▶ TASK STATEMENT: Output the material word for word. Leave each picture out.

════════════════

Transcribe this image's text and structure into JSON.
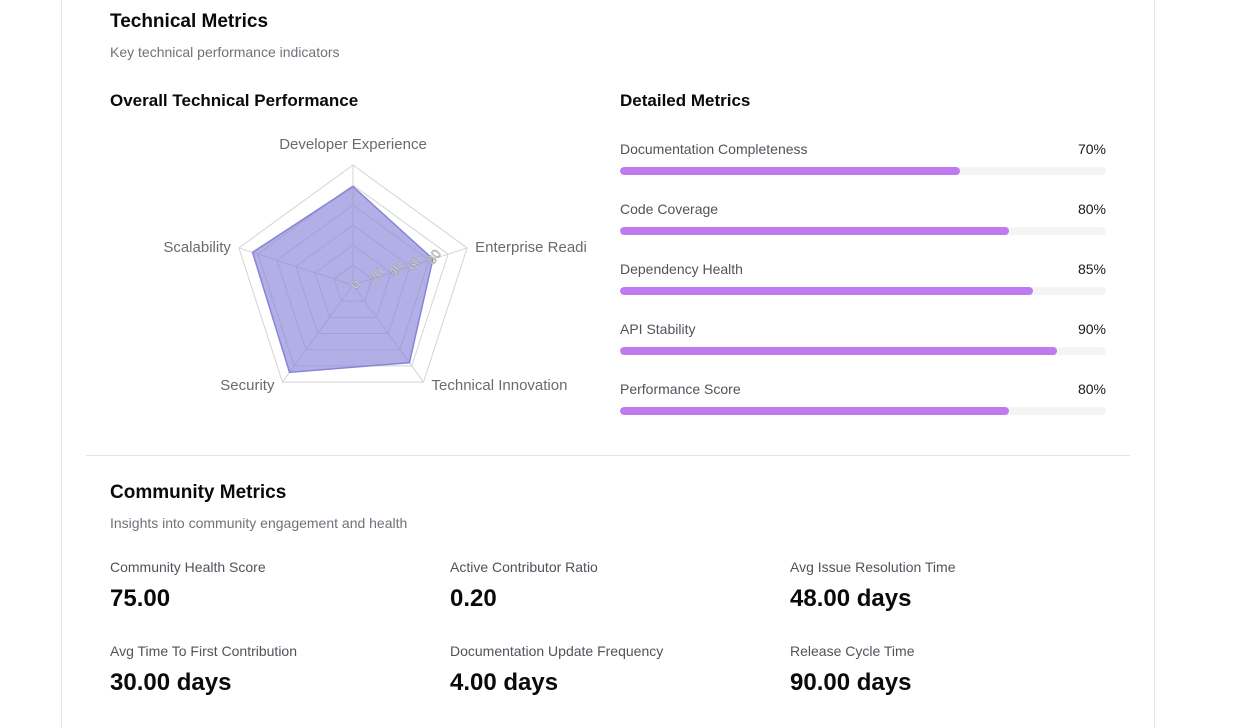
{
  "technical": {
    "title": "Technical Metrics",
    "subtitle": "Key technical performance indicators",
    "radar_title": "Overall Technical Performance",
    "detailed_title": "Detailed Metrics",
    "radar": {
      "axes": [
        "Developer Experience",
        "Enterprise Readi",
        "Technical Innovation",
        "Security",
        "Scalability"
      ],
      "values": [
        82,
        70,
        80,
        90,
        88
      ],
      "max": 100,
      "ticks": [
        "0",
        "20",
        "40",
        "60",
        "80"
      ],
      "fill_color": "#8884d8"
    },
    "metrics": [
      {
        "name": "Documentation Completeness",
        "pct": "70%",
        "value": 70
      },
      {
        "name": "Code Coverage",
        "pct": "80%",
        "value": 80
      },
      {
        "name": "Dependency Health",
        "pct": "85%",
        "value": 85
      },
      {
        "name": "API Stability",
        "pct": "90%",
        "value": 90
      },
      {
        "name": "Performance Score",
        "pct": "80%",
        "value": 80
      }
    ],
    "bar_color": "#bf7af0"
  },
  "community": {
    "title": "Community Metrics",
    "subtitle": "Insights into community engagement and health",
    "items": [
      {
        "label": "Community Health Score",
        "value": "75.00"
      },
      {
        "label": "Active Contributor Ratio",
        "value": "0.20"
      },
      {
        "label": "Avg Issue Resolution Time",
        "value": "48.00 days"
      },
      {
        "label": "Avg Time To First Contribution",
        "value": "30.00 days"
      },
      {
        "label": "Documentation Update Frequency",
        "value": "4.00 days"
      },
      {
        "label": "Release Cycle Time",
        "value": "90.00 days"
      }
    ]
  }
}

════════════════

▶ EXPECTED OUTPUT:
Transcribe this image's text and structure into JSON.
{
  "technical": {
    "title": "Technical Metrics",
    "subtitle": "Key technical performance indicators",
    "radar_title": "Overall Technical Performance",
    "detailed_title": "Detailed Metrics",
    "radar": {
      "axes": [
        "Developer Experience",
        "Enterprise Readi",
        "Technical Innovation",
        "Security",
        "Scalability"
      ],
      "values": [
        82,
        70,
        80,
        90,
        88
      ],
      "max": 100,
      "ticks": [
        "0",
        "20",
        "40",
        "60",
        "80"
      ],
      "fill_color": "#8884d8"
    },
    "metrics": [
      {
        "name": "Documentation Completeness",
        "pct": "70%",
        "value": 70
      },
      {
        "name": "Code Coverage",
        "pct": "80%",
        "value": 80
      },
      {
        "name": "Dependency Health",
        "pct": "85%",
        "value": 85
      },
      {
        "name": "API Stability",
        "pct": "90%",
        "value": 90
      },
      {
        "name": "Performance Score",
        "pct": "80%",
        "value": 80
      }
    ],
    "bar_color": "#bf7af0"
  },
  "community": {
    "title": "Community Metrics",
    "subtitle": "Insights into community engagement and health",
    "items": [
      {
        "label": "Community Health Score",
        "value": "75.00"
      },
      {
        "label": "Active Contributor Ratio",
        "value": "0.20"
      },
      {
        "label": "Avg Issue Resolution Time",
        "value": "48.00 days"
      },
      {
        "label": "Avg Time To First Contribution",
        "value": "30.00 days"
      },
      {
        "label": "Documentation Update Frequency",
        "value": "4.00 days"
      },
      {
        "label": "Release Cycle Time",
        "value": "90.00 days"
      }
    ]
  }
}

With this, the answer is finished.